::: Records for this exercise
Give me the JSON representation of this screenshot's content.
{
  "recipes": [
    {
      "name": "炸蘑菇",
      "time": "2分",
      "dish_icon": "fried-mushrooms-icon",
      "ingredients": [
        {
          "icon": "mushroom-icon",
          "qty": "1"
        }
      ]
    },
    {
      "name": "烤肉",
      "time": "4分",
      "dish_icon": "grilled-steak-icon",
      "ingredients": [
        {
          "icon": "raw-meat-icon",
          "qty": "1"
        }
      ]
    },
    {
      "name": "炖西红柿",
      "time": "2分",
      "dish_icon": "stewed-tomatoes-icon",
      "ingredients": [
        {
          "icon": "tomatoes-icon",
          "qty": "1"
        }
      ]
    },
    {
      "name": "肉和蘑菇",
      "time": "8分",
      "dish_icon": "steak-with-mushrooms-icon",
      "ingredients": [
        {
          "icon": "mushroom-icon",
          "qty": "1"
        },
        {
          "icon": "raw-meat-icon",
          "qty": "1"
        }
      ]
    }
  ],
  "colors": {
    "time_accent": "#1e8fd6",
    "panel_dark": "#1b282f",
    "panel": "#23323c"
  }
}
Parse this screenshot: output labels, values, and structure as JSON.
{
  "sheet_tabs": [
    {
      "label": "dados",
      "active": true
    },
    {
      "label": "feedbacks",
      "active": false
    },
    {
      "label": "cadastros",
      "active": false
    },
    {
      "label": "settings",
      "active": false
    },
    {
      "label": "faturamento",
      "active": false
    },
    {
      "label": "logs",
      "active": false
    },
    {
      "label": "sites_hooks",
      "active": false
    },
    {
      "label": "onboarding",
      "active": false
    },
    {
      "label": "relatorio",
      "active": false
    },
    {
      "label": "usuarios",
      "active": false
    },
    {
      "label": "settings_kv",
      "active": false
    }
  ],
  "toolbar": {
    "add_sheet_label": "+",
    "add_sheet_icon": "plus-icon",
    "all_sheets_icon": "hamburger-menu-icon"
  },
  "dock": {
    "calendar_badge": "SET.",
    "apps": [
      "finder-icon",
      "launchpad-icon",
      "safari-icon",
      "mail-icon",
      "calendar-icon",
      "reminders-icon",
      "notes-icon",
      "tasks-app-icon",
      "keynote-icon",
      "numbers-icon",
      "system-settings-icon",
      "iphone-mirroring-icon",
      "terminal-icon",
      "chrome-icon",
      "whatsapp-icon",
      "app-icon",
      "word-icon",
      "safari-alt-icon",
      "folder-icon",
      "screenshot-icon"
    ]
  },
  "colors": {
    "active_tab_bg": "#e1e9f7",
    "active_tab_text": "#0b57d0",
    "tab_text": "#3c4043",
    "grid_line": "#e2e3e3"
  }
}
::::::
* [Given request]: Identify each line containing the string "tomatoes" and copy it out.

* [Reply]:
      "dish_icon": "stewed-tomatoes-icon",
          "icon": "tomatoes-icon",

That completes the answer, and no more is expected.